===== EXTRACTED RECORDS =====
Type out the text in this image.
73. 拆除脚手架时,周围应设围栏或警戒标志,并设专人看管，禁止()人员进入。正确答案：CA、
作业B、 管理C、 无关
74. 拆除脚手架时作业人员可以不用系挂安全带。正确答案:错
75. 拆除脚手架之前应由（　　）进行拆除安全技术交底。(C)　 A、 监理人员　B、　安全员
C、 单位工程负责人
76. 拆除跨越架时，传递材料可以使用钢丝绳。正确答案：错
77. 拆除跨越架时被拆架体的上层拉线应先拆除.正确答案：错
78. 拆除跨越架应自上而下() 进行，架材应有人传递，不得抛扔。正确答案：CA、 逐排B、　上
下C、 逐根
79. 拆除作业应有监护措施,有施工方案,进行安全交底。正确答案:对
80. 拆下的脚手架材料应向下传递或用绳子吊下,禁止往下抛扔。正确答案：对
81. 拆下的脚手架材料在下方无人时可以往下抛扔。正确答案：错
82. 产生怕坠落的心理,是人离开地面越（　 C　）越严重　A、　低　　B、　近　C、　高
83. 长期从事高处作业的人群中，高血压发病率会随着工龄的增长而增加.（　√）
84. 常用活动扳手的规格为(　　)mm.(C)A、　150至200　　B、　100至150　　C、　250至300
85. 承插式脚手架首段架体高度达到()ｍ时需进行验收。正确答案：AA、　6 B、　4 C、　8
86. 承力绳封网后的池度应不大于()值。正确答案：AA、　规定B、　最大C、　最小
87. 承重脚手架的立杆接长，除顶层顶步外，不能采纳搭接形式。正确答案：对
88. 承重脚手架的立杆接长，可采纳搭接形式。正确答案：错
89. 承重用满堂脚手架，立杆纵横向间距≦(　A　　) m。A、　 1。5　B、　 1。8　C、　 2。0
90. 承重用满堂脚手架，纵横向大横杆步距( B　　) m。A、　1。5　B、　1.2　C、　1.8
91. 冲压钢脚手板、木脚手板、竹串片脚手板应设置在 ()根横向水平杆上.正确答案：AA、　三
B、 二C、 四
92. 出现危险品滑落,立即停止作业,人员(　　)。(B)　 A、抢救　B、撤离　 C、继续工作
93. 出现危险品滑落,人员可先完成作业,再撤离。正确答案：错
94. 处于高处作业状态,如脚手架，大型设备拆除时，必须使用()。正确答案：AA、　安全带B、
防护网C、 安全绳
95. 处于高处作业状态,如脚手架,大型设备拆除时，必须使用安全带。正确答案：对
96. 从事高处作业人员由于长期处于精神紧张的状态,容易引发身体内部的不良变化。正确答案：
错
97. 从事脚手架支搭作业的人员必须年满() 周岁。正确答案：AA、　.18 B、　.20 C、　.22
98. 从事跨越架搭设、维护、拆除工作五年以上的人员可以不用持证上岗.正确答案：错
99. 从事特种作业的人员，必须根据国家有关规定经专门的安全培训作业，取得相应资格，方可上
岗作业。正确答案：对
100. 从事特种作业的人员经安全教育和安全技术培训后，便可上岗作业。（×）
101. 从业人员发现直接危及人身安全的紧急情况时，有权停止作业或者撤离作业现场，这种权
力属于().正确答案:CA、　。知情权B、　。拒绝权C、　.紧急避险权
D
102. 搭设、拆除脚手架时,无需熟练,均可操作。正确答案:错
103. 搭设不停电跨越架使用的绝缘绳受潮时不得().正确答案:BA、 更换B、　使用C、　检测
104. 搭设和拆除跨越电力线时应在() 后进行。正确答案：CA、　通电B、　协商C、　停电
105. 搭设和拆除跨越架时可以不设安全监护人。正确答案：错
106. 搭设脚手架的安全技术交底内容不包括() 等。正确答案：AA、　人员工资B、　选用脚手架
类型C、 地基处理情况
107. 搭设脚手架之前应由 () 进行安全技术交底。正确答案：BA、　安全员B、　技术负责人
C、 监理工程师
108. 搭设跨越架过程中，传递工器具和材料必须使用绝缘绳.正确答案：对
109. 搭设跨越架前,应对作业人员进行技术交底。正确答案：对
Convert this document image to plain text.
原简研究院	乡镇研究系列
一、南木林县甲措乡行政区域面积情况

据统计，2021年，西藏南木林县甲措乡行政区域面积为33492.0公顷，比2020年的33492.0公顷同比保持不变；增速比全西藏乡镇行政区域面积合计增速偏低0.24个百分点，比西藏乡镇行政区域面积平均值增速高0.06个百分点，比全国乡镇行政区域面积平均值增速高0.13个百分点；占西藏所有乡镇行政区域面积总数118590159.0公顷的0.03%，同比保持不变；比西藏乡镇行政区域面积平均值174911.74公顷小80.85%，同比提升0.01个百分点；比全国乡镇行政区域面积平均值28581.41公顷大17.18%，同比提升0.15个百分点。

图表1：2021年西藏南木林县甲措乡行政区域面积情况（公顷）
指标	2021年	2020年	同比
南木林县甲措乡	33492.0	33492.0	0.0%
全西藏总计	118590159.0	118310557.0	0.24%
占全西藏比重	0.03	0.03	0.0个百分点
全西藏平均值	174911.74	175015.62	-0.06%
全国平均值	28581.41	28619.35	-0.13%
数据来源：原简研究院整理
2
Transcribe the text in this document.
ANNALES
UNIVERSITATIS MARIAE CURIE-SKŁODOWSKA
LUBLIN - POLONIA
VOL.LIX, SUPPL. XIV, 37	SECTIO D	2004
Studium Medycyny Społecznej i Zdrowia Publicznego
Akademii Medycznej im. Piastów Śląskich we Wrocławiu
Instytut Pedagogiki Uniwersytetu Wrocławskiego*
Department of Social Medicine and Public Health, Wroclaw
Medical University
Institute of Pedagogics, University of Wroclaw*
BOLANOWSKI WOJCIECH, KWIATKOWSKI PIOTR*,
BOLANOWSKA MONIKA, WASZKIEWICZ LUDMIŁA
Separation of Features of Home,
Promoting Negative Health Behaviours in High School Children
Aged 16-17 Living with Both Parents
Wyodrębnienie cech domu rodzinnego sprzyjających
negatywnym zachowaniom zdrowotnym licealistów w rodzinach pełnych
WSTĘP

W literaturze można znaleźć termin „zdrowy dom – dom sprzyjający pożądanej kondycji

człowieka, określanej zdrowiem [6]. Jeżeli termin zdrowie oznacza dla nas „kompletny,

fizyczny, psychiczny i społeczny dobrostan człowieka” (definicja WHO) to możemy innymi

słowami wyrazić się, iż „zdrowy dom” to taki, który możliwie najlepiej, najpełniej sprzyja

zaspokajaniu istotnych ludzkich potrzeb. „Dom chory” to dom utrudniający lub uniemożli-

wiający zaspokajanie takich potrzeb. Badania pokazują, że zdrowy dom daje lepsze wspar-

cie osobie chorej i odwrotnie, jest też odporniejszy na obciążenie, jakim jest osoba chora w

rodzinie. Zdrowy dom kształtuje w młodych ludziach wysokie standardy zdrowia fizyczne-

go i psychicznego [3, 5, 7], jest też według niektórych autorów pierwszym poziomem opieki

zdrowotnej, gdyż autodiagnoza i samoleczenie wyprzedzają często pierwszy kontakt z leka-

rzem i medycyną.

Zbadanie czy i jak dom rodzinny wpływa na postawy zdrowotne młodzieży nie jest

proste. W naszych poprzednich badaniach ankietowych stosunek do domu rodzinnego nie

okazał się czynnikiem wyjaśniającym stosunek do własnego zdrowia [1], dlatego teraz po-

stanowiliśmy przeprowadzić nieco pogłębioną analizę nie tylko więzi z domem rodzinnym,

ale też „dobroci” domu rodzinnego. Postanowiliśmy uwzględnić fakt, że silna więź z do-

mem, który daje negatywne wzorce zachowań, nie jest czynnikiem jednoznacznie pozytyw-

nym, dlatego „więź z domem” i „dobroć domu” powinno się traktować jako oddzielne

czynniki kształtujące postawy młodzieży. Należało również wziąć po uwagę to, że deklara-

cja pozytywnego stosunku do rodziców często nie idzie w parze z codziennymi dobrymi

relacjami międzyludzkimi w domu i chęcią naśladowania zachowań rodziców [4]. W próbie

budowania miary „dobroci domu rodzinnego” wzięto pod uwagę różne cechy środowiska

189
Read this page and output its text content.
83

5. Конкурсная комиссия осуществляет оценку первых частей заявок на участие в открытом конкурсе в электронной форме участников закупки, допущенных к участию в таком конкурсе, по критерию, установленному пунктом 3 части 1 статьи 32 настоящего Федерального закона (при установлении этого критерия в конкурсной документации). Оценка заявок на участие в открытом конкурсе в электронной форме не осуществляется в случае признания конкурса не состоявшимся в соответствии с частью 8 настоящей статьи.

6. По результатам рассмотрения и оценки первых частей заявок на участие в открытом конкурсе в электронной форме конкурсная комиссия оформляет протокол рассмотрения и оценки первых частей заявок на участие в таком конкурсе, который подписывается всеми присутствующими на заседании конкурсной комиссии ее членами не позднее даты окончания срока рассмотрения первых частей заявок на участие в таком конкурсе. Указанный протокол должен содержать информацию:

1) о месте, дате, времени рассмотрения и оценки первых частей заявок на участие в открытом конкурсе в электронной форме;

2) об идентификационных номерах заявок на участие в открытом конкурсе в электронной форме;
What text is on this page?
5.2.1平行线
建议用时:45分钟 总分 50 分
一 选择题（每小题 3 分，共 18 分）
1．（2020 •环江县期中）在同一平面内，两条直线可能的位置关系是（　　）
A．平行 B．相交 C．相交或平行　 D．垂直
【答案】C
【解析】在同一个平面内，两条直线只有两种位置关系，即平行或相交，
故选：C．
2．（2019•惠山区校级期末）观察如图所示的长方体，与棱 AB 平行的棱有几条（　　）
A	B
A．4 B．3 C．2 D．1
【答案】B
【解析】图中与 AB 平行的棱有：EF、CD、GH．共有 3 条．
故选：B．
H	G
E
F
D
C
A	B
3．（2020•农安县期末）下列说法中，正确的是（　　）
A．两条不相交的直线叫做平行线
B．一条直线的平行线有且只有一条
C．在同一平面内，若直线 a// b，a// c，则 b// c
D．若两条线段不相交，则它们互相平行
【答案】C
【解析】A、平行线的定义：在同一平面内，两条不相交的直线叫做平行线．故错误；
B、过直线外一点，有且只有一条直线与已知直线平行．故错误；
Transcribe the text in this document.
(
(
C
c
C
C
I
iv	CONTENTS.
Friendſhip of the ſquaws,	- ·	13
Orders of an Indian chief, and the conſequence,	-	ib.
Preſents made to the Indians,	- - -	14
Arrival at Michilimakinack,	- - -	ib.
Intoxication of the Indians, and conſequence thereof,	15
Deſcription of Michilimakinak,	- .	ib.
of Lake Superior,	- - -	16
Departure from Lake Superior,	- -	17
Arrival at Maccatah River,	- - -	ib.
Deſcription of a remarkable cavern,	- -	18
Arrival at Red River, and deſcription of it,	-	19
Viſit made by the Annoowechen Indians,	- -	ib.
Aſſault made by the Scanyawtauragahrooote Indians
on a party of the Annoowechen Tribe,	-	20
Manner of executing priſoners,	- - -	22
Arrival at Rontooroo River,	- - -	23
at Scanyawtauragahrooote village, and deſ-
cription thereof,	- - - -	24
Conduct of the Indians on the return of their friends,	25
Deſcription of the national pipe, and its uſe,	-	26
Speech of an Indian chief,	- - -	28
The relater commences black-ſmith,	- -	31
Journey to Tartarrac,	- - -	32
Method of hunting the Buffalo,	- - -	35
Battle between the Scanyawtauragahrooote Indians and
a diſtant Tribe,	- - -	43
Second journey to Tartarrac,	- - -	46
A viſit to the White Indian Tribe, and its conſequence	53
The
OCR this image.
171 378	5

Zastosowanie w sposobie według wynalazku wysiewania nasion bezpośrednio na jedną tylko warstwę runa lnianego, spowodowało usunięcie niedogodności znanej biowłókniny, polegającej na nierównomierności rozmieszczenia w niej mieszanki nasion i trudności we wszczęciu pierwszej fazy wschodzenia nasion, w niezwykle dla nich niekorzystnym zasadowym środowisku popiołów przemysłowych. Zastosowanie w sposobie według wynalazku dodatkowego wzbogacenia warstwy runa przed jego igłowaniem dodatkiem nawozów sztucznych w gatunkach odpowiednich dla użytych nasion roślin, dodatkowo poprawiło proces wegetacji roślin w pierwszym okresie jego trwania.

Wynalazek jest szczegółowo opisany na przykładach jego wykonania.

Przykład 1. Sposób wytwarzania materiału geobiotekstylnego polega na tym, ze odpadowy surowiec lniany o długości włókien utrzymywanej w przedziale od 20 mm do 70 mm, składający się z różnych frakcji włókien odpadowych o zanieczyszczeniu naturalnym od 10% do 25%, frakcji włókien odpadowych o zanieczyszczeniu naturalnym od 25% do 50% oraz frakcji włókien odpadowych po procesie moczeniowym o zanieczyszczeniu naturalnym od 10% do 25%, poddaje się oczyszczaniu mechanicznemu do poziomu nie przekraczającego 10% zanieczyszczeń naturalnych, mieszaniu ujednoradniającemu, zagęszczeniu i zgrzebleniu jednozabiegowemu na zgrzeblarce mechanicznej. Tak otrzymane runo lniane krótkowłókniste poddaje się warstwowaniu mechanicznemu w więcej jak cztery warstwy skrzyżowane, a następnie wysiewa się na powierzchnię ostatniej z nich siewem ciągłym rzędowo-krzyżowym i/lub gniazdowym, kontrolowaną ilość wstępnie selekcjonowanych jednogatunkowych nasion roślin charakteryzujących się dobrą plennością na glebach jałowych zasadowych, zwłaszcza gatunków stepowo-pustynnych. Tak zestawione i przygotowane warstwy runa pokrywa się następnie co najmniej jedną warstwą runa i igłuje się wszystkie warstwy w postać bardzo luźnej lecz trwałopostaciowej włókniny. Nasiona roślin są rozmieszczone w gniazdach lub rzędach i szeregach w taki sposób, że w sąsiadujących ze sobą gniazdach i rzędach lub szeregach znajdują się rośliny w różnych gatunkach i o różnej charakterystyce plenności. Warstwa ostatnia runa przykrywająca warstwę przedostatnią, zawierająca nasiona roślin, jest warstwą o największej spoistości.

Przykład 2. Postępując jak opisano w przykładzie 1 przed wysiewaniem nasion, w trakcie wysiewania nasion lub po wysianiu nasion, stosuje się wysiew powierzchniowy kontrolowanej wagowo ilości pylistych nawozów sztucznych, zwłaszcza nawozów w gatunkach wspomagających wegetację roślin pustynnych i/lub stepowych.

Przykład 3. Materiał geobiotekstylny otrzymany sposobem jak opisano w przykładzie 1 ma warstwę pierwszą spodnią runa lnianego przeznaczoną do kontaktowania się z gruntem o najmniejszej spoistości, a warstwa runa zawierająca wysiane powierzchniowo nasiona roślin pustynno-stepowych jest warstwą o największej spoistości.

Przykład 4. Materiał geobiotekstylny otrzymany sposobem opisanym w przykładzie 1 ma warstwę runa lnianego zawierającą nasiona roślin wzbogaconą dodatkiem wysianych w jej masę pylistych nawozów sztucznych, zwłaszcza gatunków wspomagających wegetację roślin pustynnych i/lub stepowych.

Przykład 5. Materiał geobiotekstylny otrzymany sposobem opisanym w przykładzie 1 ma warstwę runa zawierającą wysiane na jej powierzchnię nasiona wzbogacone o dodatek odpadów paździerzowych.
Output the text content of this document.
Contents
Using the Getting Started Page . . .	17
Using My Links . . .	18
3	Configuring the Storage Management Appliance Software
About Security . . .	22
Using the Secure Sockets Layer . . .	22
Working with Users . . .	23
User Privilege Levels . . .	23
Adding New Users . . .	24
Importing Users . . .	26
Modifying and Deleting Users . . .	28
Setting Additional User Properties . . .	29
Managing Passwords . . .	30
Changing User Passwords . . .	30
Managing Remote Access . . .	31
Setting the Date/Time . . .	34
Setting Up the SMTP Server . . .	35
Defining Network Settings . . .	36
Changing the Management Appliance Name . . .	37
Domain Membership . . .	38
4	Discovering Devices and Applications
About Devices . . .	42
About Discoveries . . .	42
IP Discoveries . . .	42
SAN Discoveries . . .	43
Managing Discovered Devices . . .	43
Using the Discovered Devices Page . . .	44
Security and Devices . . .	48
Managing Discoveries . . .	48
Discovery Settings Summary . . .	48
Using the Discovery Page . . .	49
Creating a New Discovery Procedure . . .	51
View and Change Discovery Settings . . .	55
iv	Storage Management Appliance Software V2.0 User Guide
=====
SET TASK: Show the lines of the data that hold the word "tylko".

EXERCISE SOLUTION:
stanowiliśmy przeprowadzić nieco pogłębioną analizę nie tylko więzi z domem rodzinnym,
Zastosowanie w sposobie według wynalazku wysiewania nasion bezpośrednio na jedną tylko warstwę runa lnianego, spowodowało usunięcie niedogodności znanej biowłókniny, polegającej na nierównomierności rozmieszczenia w niej mieszanki nasion i trudności we wszczęciu pierwszej fazy wschodzenia nasion, w niezwykle dla nich niekorzystnym zasadowym środowisku popiołów przemysłowych. Zastosowanie w sposobie według wynalazku dodatkowego wzbogacenia warstwy runa przed jego igłowaniem dodatkiem nawozów sztucznych w gatunkach odpowiednich dla użytych nasion roślin, dodatkowo poprawiło proces wegetacji roślin w pierwszym okresie jego trwania.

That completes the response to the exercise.